# start of DATA FOR THE TASK
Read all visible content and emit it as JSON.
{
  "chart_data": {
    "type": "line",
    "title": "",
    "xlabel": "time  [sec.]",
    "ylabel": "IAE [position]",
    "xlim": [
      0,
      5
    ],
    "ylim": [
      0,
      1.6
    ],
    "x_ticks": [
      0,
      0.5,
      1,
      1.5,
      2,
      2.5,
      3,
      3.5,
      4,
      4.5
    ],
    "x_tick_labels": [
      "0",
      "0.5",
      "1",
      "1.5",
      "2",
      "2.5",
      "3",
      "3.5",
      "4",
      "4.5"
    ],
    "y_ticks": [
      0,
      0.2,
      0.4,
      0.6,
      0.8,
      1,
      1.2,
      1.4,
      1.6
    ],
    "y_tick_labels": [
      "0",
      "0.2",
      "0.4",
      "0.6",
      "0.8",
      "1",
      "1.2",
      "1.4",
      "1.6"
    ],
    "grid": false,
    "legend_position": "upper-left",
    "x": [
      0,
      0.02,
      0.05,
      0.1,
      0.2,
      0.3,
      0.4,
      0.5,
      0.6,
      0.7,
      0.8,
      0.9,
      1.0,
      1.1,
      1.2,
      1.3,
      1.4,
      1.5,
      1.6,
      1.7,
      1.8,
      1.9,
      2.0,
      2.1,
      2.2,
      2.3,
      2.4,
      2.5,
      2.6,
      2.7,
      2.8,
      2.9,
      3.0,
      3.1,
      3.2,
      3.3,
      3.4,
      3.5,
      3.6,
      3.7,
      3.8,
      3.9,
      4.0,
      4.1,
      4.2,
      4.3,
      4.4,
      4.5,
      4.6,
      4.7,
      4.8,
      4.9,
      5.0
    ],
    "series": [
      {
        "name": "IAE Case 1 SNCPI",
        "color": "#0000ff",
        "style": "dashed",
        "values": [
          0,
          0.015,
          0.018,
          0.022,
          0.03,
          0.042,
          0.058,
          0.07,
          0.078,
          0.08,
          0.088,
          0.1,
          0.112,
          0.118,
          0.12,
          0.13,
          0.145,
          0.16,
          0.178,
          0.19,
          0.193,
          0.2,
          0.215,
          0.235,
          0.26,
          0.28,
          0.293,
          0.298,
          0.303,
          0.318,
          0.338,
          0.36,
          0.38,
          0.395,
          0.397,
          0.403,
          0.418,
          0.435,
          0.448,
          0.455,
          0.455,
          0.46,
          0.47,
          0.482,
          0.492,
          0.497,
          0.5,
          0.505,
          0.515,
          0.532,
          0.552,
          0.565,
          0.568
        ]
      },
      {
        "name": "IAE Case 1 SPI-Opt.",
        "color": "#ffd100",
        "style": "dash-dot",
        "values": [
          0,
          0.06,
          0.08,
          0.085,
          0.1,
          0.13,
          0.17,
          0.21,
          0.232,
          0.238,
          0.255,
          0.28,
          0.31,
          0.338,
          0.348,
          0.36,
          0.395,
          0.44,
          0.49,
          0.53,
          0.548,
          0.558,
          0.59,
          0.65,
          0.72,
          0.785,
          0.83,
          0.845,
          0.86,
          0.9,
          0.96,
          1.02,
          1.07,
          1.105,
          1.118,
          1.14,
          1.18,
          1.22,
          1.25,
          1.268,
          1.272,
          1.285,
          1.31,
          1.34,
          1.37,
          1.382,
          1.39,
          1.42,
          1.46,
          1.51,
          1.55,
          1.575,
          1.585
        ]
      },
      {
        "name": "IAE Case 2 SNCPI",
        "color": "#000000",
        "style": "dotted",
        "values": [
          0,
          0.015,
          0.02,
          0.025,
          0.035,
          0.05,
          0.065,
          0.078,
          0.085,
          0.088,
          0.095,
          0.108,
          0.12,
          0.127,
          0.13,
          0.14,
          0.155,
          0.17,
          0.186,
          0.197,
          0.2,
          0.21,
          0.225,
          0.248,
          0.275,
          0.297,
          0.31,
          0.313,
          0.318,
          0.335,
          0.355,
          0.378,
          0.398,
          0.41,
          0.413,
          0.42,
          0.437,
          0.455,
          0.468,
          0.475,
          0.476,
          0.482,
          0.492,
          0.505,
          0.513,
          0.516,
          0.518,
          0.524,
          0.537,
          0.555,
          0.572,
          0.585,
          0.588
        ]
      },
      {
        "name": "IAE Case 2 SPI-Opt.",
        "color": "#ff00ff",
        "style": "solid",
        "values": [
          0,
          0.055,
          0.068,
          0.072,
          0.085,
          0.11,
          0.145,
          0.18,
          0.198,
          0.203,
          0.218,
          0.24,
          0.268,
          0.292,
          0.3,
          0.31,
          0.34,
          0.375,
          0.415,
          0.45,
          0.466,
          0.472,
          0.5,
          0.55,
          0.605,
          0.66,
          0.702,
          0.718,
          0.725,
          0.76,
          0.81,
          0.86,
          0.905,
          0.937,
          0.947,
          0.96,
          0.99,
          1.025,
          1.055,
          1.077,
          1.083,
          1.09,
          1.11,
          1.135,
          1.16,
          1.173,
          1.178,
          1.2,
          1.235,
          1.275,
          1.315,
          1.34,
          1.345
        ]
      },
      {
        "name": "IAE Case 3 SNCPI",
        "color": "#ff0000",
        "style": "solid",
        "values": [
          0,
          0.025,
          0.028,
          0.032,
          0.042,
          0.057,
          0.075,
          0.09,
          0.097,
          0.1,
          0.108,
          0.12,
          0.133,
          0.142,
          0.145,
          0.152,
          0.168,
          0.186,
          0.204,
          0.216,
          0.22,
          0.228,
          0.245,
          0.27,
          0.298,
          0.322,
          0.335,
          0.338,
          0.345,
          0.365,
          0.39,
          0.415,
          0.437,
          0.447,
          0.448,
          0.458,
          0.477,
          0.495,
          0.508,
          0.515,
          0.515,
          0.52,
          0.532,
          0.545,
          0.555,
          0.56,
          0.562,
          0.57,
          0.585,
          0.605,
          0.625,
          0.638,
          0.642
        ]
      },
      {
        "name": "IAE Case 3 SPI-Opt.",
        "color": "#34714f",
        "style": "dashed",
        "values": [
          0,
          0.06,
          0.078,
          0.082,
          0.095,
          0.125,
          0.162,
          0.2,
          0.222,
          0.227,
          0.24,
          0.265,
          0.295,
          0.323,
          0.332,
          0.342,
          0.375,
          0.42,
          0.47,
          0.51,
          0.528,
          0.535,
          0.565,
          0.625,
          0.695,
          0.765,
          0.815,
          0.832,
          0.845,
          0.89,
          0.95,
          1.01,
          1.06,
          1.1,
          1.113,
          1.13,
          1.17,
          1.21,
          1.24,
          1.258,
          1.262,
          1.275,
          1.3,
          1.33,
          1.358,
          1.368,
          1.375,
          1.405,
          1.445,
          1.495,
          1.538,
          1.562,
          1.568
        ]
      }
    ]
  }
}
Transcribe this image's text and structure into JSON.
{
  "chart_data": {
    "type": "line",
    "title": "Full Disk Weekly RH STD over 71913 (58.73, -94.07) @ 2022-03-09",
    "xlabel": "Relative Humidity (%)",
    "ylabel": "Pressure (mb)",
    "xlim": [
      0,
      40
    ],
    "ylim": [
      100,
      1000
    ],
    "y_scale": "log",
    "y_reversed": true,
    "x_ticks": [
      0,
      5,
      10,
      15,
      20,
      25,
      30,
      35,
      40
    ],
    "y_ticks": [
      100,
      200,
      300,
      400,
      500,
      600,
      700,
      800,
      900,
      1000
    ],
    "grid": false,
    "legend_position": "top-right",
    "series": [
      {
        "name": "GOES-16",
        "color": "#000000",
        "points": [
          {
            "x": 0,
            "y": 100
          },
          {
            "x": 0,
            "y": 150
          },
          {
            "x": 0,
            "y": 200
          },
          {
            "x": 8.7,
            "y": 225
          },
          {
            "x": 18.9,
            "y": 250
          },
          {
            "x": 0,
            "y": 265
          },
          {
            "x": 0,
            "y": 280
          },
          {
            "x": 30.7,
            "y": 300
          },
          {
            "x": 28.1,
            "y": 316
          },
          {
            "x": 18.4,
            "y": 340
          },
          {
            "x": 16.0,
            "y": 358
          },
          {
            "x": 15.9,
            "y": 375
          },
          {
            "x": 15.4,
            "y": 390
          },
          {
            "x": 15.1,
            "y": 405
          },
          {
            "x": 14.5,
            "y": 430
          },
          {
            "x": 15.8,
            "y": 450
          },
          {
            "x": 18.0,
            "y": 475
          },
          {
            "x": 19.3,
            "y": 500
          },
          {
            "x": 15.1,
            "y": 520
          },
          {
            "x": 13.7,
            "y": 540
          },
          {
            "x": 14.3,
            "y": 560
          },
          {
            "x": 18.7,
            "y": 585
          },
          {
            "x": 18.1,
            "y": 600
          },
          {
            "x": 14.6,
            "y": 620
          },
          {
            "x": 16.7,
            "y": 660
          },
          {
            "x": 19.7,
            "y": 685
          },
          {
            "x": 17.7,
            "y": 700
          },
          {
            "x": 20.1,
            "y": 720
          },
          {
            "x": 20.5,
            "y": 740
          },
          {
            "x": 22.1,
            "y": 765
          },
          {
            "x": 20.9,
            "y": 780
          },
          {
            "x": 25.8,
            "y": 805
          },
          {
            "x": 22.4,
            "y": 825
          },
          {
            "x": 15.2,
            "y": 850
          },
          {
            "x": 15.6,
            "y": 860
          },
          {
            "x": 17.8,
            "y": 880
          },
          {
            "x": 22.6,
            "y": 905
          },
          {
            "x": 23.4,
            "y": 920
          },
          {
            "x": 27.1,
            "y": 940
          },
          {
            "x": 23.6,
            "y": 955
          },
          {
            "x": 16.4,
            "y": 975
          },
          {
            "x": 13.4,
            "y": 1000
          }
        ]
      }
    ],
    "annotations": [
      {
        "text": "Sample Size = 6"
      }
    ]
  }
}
# end of DATA FOR THE TASK
### [WHAT TO PRODUCE]
Of all the lines in the data above, state how many include "xlabel". Say only the number.

### [TASK RESPONSE]
2